═════ EXTRACTED DATA

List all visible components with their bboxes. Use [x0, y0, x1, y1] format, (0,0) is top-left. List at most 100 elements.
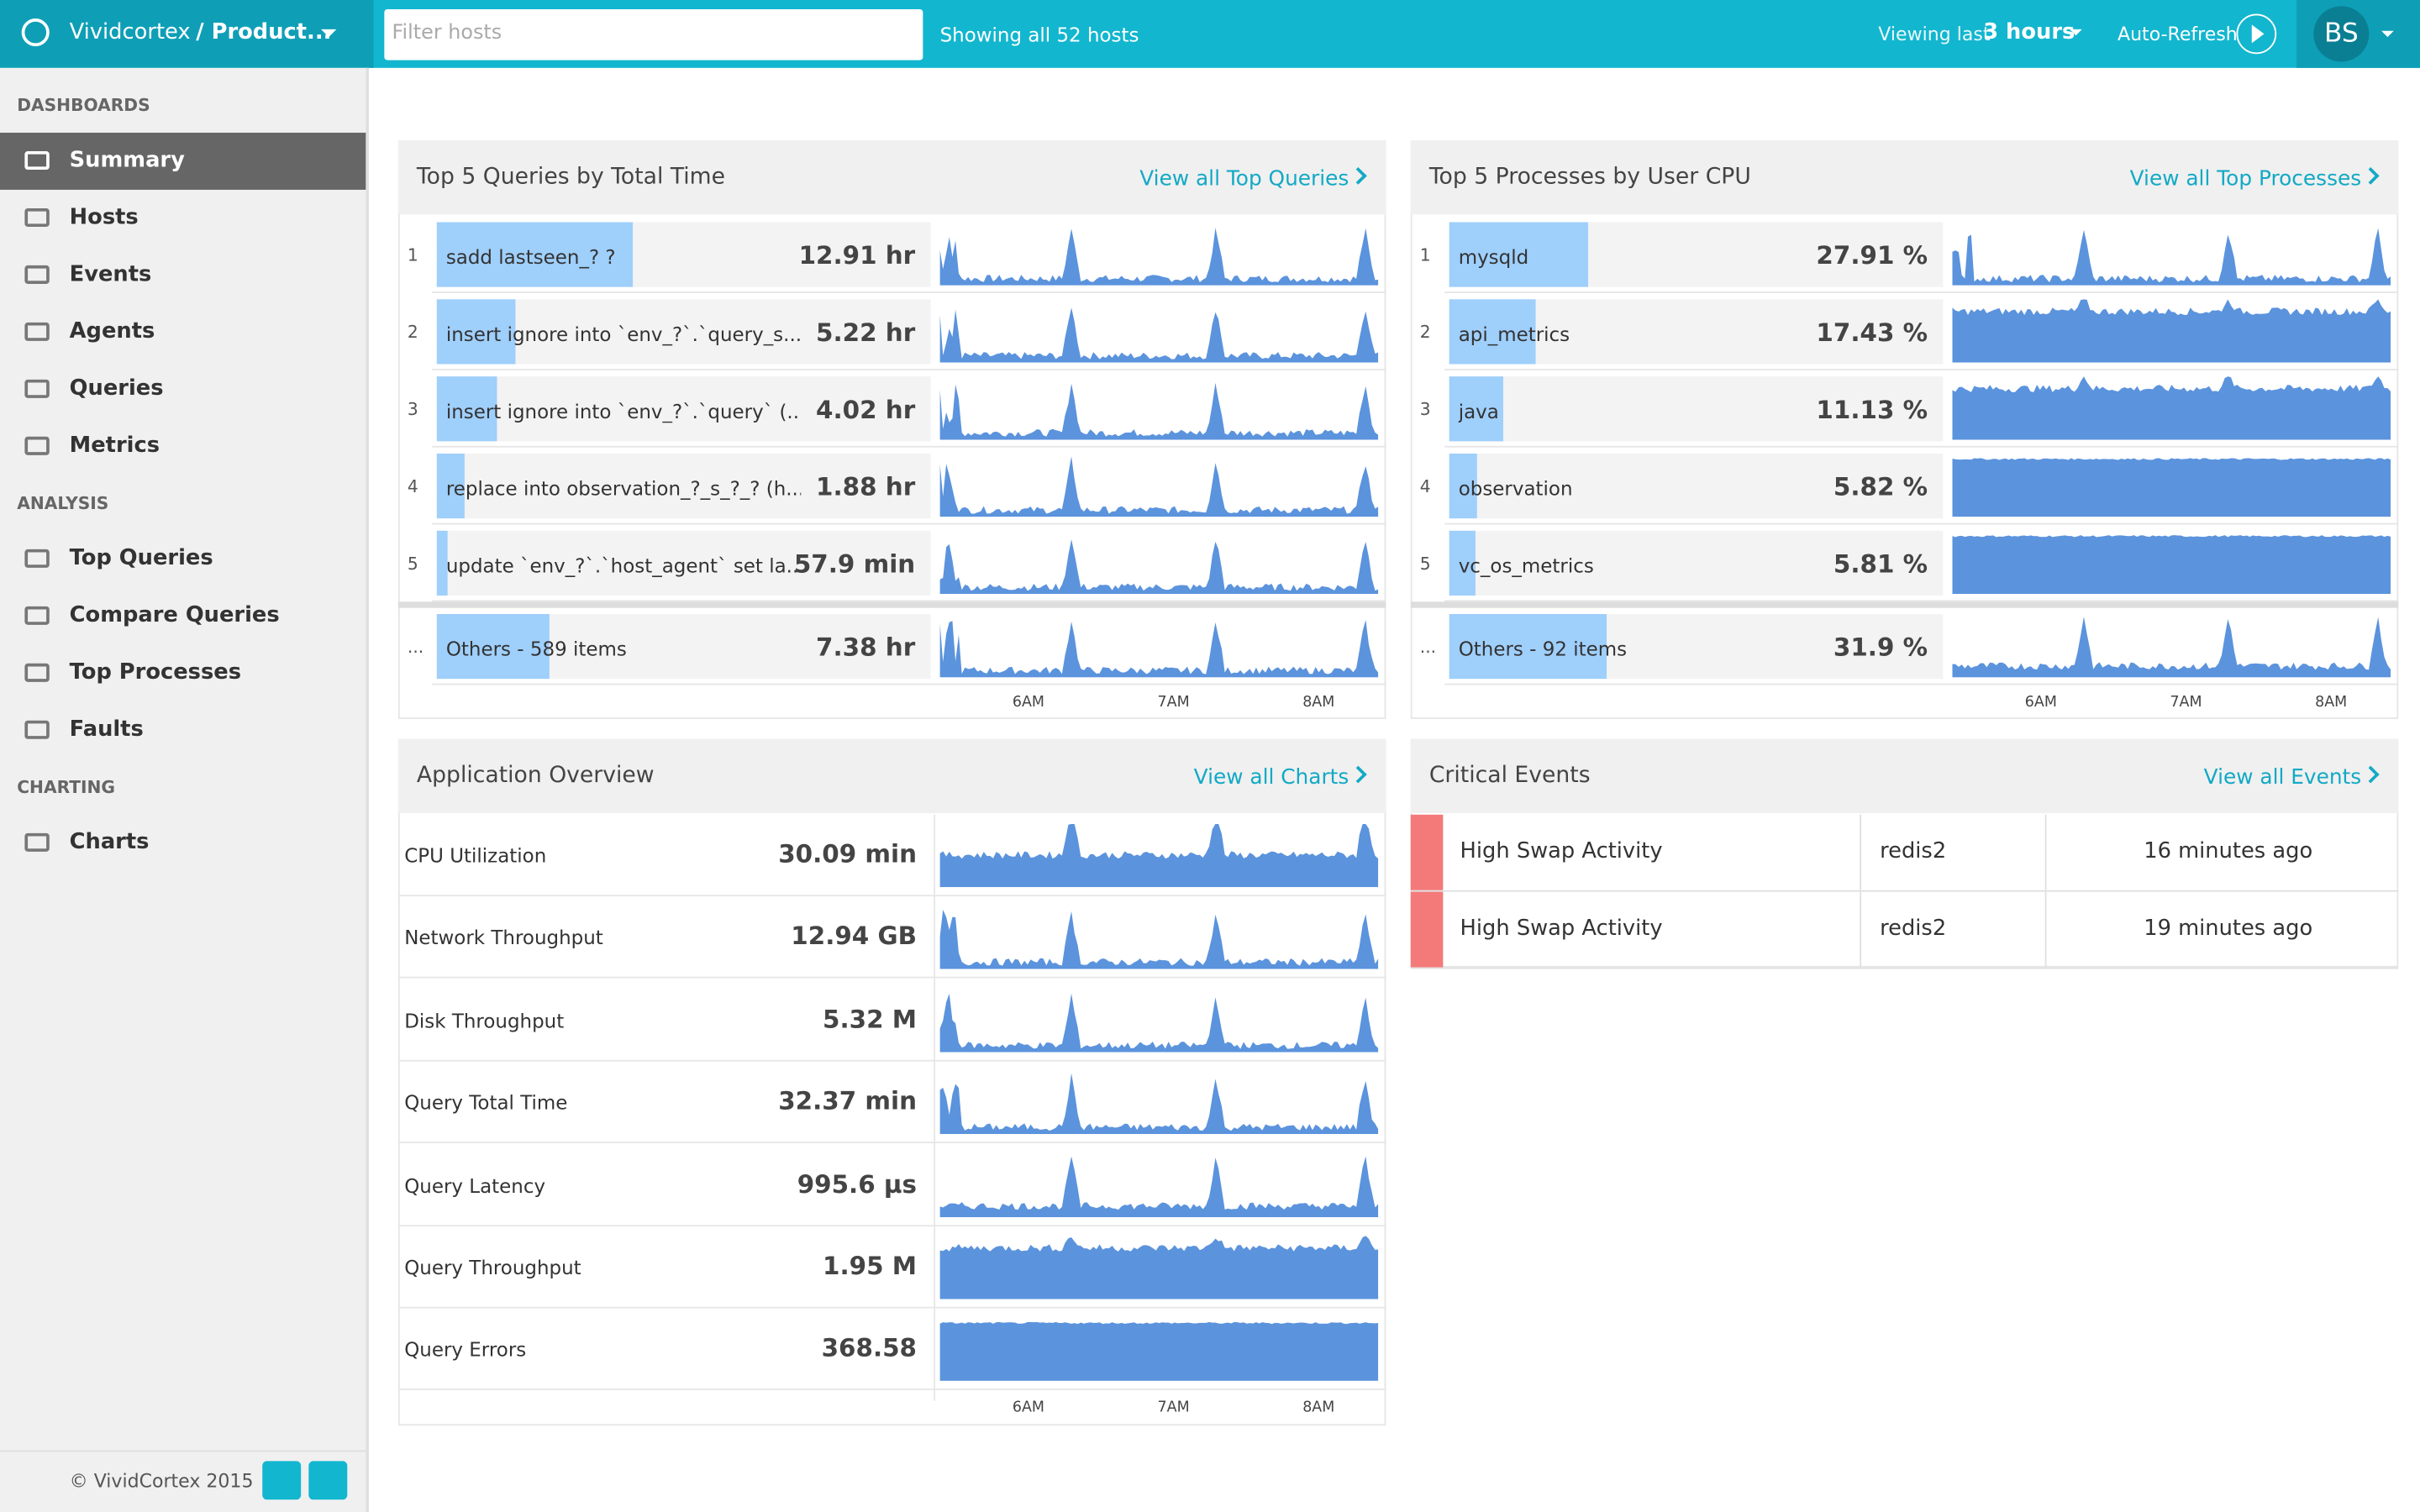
nav-item[interactable]: Events [69, 262, 152, 287]
sparkline-area [1952, 458, 2391, 517]
row-rank: 2 [1419, 322, 1431, 343]
nav-item[interactable]: Hosts [69, 205, 139, 230]
sparkline-area [939, 993, 1379, 1053]
panel-title: Critical Events [1428, 764, 1591, 789]
panel-link[interactable]: View all Events [2203, 765, 2362, 790]
metric-label[interactable]: Query Throughput [404, 1256, 581, 1279]
sparkline [1952, 376, 2391, 440]
metric-value: 12.94 GB [791, 921, 918, 952]
row-label[interactable]: mysqld [1458, 245, 1529, 269]
label-box [1449, 530, 1944, 596]
sparkline-area [939, 620, 1379, 678]
metric-label[interactable]: Query Latency [404, 1173, 546, 1197]
row-label[interactable]: observation [1458, 476, 1573, 501]
sparkline [1952, 458, 2391, 517]
sparkline-area [939, 539, 1379, 595]
metric-label[interactable]: Disk Throughput [404, 1008, 565, 1032]
nav-item[interactable]: Charts [69, 830, 150, 855]
filter[interactable] [384, 9, 923, 60]
avatar[interactable]: BS [2313, 6, 2370, 62]
metric-value: 995.6 µs [797, 1168, 918, 1199]
row-line [432, 368, 1386, 370]
row-line [432, 522, 1386, 525]
sparkline [939, 1073, 1379, 1135]
severity-bar [1410, 814, 1444, 890]
viewing[interactable]: Viewing last [1878, 23, 1991, 45]
metric-label[interactable]: Query Errors [404, 1338, 527, 1362]
metric-label[interactable]: Network Throughput [404, 926, 603, 950]
row-label[interactable]: replace into observation_?_s_?_? (h... [445, 476, 802, 501]
row-label[interactable]: Others - 589 items [445, 637, 627, 661]
share-fill [1449, 299, 1536, 365]
brand[interactable]: Vividcortex [69, 19, 191, 45]
nav-icon [24, 549, 50, 568]
panel-header [397, 140, 1386, 215]
share-fill [1449, 376, 1503, 442]
share-fill [436, 222, 634, 287]
axis-label: 8AM [2315, 694, 2348, 711]
metric-label[interactable]: CPU Utilization [404, 843, 547, 868]
col-line [934, 814, 936, 1401]
sparkline-area [1952, 617, 2391, 678]
row-label[interactable]: Others - 92 items [1458, 637, 1628, 661]
row-line [397, 895, 1386, 897]
help-button[interactable] [308, 1461, 348, 1500]
range[interactable]: 3 hours [1983, 19, 2075, 45]
sparkline-area [1952, 228, 2391, 286]
nav-icon [24, 151, 50, 171]
metric-label[interactable]: Query Total Time [404, 1090, 568, 1115]
row-label[interactable]: insert ignore into `env_?`.`query` (... [445, 399, 802, 423]
row-rank: 3 [1419, 399, 1431, 420]
chat-button[interactable] [262, 1461, 302, 1500]
row-line [397, 1224, 1386, 1226]
panel-title: Top 5 Queries by Total Time [416, 165, 726, 190]
row-label[interactable]: java [1458, 399, 1499, 423]
nav-item[interactable]: Metrics [69, 433, 160, 459]
nav-item[interactable]: Compare Queries [69, 603, 280, 628]
sparkline [939, 620, 1379, 678]
event-time: 16 minutes ago [2144, 839, 2313, 864]
sidebar [0, 67, 369, 1512]
event-name[interactable]: High Swap Activity [1460, 839, 1663, 864]
row-rank: 2 [407, 322, 418, 343]
nav-item[interactable]: Top Queries [69, 546, 213, 571]
row-line [397, 977, 1386, 979]
row-label[interactable]: sadd lastseen_? ? [445, 245, 616, 269]
nav-item[interactable]: Agents [69, 319, 155, 344]
axis-label: 7AM [1157, 694, 1190, 711]
nav-item[interactable]: Top Processes [69, 660, 242, 685]
nav-item[interactable]: Summary [69, 148, 185, 173]
label-box [436, 376, 931, 442]
panel-link[interactable]: View all Top Processes [2129, 166, 2362, 192]
row-value: 17.43 % [1816, 318, 1928, 348]
sparkline [939, 228, 1379, 286]
nav-item[interactable]: Queries [69, 376, 164, 402]
nav-item[interactable]: Faults [69, 717, 144, 743]
sparkline-area [939, 228, 1379, 286]
nav-icon [24, 379, 50, 398]
axis-label: 7AM [1157, 1399, 1190, 1417]
auto-refresh[interactable]: Auto-Refresh [2118, 23, 2238, 45]
caret [321, 29, 337, 45]
panel-link[interactable]: View all Charts [1193, 765, 1349, 790]
env[interactable]: / Product... [196, 19, 332, 45]
row-line [1410, 967, 2399, 969]
row-line [1444, 291, 2399, 293]
row-value: 27.91 % [1816, 240, 1928, 270]
label-box [436, 530, 931, 596]
event-name[interactable]: High Swap Activity [1460, 916, 1663, 942]
panel-link[interactable]: View all Top Queries [1139, 166, 1349, 192]
sparkline-area [1952, 376, 2391, 440]
play-button[interactable] [2236, 13, 2277, 55]
brand-area [0, 0, 374, 68]
row-label[interactable]: vc_os_metrics [1458, 554, 1594, 577]
row-rank: ... [1419, 637, 1437, 658]
sparkline-area [939, 307, 1379, 363]
label-box [436, 299, 931, 365]
sparkline [939, 993, 1379, 1053]
row-label[interactable]: insert ignore into `env_?`.`query_s... [445, 322, 802, 346]
row-label[interactable]: api_metrics [1458, 322, 1570, 346]
row-line [1444, 522, 2399, 525]
row-line [1444, 445, 2399, 448]
row-label[interactable]: update `env_?`.`host_agent` set la... [445, 554, 802, 577]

══════════

GIVEN TASK: Put these lines into a Markdown table with the columns Row and Line text, giving each nonblank line a row number, and leave the pictures out of the answer.

SOLUTION FOR THIS PROBLEM:
| Row | Line text |
|---|---|
| 1 | List all visible components with their bboxes. Use [x0, y0, x1, y1] format, (0,0) is top-left. List at most 100 elements. |
| 2 | nav-item[interactable]: Events [69, 262, 152, 287] |
| 3 | sparkline-area [1952, 458, 2391, 517] |
| 4 | row-rank: 2 [1419, 322, 1431, 343] |
| 5 | nav-item[interactable]: Hosts [69, 205, 139, 230] |
| 6 | sparkline-area [939, 993, 1379, 1053] |
| 7 | panel-title: Critical Events [1428, 764, 1591, 789] |
| 8 | panel-link[interactable]: View all Events [2203, 765, 2362, 790] |
| 9 | metric-label[interactable]: Query Throughput [404, 1256, 581, 1279] |
| 10 | sparkline [1952, 376, 2391, 440] |
| 11 | metric-value: 12.94 GB [791, 921, 918, 952] |
| 12 | row-label[interactable]: mysqld [1458, 245, 1529, 269] |
| 13 | label-box [1449, 530, 1944, 596] |
| 14 | sparkline-area [939, 620, 1379, 678] |
| 15 | metric-label[interactable]: Query Latency [404, 1173, 546, 1197] |
| 16 | row-label[interactable]: observation [1458, 476, 1573, 501] |
| 17 | sparkline [1952, 458, 2391, 517] |
| 18 | sparkline-area [939, 539, 1379, 595] |
| 19 | metric-label[interactable]: Disk Throughput [404, 1008, 565, 1032] |
| 20 | nav-item[interactable]: Charts [69, 830, 150, 855] |
| 21 | filter[interactable] [384, 9, 923, 60] |
| 22 | avatar[interactable]: BS [2313, 6, 2370, 62] |
| 23 | metric-value: 995.6 µs [797, 1168, 918, 1199] |
| 24 | row-line [432, 368, 1386, 370] |
| 25 | row-line [432, 522, 1386, 525] |
| 26 | sparkline [939, 1073, 1379, 1135] |
| 27 | severity-bar [1410, 814, 1444, 890] |
| 28 | viewing[interactable]: Viewing last [1878, 23, 1991, 45] |
| 29 | metric-label[interactable]: Query Errors [404, 1338, 527, 1362] |
| 30 | metric-label[interactable]: Network Throughput [404, 926, 603, 950] |
| 31 | row-label[interactable]: replace into observation_?_s_?_? (h... [445, 476, 802, 501] |
| 32 | row-label[interactable]: Others - 589 items [445, 637, 627, 661] |
| 33 | share-fill [1449, 299, 1536, 365] |
| 34 | brand[interactable]: Vividcortex [69, 19, 191, 45] |
| 35 | nav-icon [24, 549, 50, 568] |
| 36 | panel-header [397, 140, 1386, 215] |
| 37 | share-fill [1449, 376, 1503, 442] |
| 38 | share-fill [436, 222, 634, 287] |
| 39 | axis-label: 8AM [2315, 694, 2348, 711] |
| 40 | metric-label[interactable]: CPU Utilization [404, 843, 547, 868] |
| 41 | col-line [934, 814, 936, 1401] |
| 42 | sparkline-area [1952, 617, 2391, 678] |
| 43 | row-label[interactable]: Others - 92 items [1458, 637, 1628, 661] |
| 44 | row-line [397, 895, 1386, 897] |
| 45 | help-button[interactable] [308, 1461, 348, 1500] |
| 46 | range[interactable]: 3 hours [1983, 19, 2075, 45] |
| 47 | sparkline-area [1952, 228, 2391, 286] |
| 48 | nav-icon [24, 151, 50, 171] |
| 49 | metric-label[interactable]: Query Total Time [404, 1090, 568, 1115] |
| 50 | row-label[interactable]: insert ignore into `env_?`.`query` (... [445, 399, 802, 423] |
| 51 | row-rank: 3 [1419, 399, 1431, 420] |
| 52 | chat-button[interactable] [262, 1461, 302, 1500] |
| 53 | row-line [397, 1224, 1386, 1226] |
| 54 | panel-title: Top 5 Queries by Total Time [416, 165, 726, 190] |
| 55 | row-label[interactable]: java [1458, 399, 1499, 423] |
| 56 | nav-item[interactable]: Metrics [69, 433, 160, 459] |
| 57 | nav-item[interactable]: Compare Queries [69, 603, 280, 628] |
| 58 | sparkline [939, 620, 1379, 678] |
| 59 | event-time: 16 minutes ago [2144, 839, 2313, 864] |
| 60 | sidebar [0, 67, 369, 1512] |
| 61 | event-name[interactable]: High Swap Activity [1460, 839, 1663, 864] |
| 62 | row-rank: 2 [407, 322, 418, 343] |
| 63 | nav-item[interactable]: Top Queries [69, 546, 213, 571] |
| 64 | row-line [397, 977, 1386, 979] |
| 65 | row-label[interactable]: sadd lastseen_? ? [445, 245, 616, 269] |
| 66 | nav-item[interactable]: Agents [69, 319, 155, 344] |
| 67 | axis-label: 7AM [1157, 694, 1190, 711] |
| 68 | nav-item[interactable]: Top Processes [69, 660, 242, 685] |
| 69 | nav-item[interactable]: Summary [69, 148, 185, 173] |
| 70 | label-box [436, 376, 931, 442] |
| 71 | panel-link[interactable]: View all Top Processes [2129, 166, 2362, 192] |
| 72 | row-value: 17.43 % [1816, 318, 1928, 348] |
| 73 | sparkline [939, 228, 1379, 286] |
| 74 | nav-item[interactable]: Queries [69, 376, 164, 402] |
| 75 | nav-item[interactable]: Faults [69, 717, 144, 743] |
| 76 | sparkline-area [939, 228, 1379, 286] |
| 77 | nav-icon [24, 379, 50, 398] |
| 78 | axis-label: 7AM [1157, 1399, 1190, 1417] |
| 79 | auto-refresh[interactable]: Auto-Refresh [2118, 23, 2238, 45] |
| 80 | caret [321, 29, 337, 45] |
| 81 | panel-link[interactable]: View all Charts [1193, 765, 1349, 790] |
| 82 | env[interactable]: / Product... [196, 19, 332, 45] |
| 83 | row-line [1410, 967, 2399, 969] |
| 84 | row-line [1444, 291, 2399, 293] |
| 85 | row-value: 27.91 % [1816, 240, 1928, 270] |
| 86 | label-box [436, 530, 931, 596] |
| 87 | event-name[interactable]: High Swap Activity [1460, 916, 1663, 942] |
| 88 | panel-link[interactable]: View all Top Queries [1139, 166, 1349, 192] |
| 89 | sparkline-area [1952, 376, 2391, 440] |
| 90 | play-button[interactable] [2236, 13, 2277, 55] |
| 91 | brand-area [0, 0, 374, 68] |
| 92 | row-label[interactable]: vc_os_metrics [1458, 554, 1594, 577] |
| 93 | row-rank: ... [1419, 637, 1437, 658] |
| 94 | sparkline-area [939, 307, 1379, 363] |
| 95 | label-box [436, 299, 931, 365] |
| 96 | sparkline [939, 993, 1379, 1053] |
| 97 | row-label[interactable]: insert ignore into `env_?`.`query_s... [445, 322, 802, 346] |
| 98 | row-label[interactable]: api_metrics [1458, 322, 1570, 346] |
| 99 | row-line [1444, 522, 2399, 525] |
| 100 | row-line [1444, 445, 2399, 448] |
| 101 | row-label[interactable]: update `env_?`.`host_agent` set la... [445, 554, 802, 577] |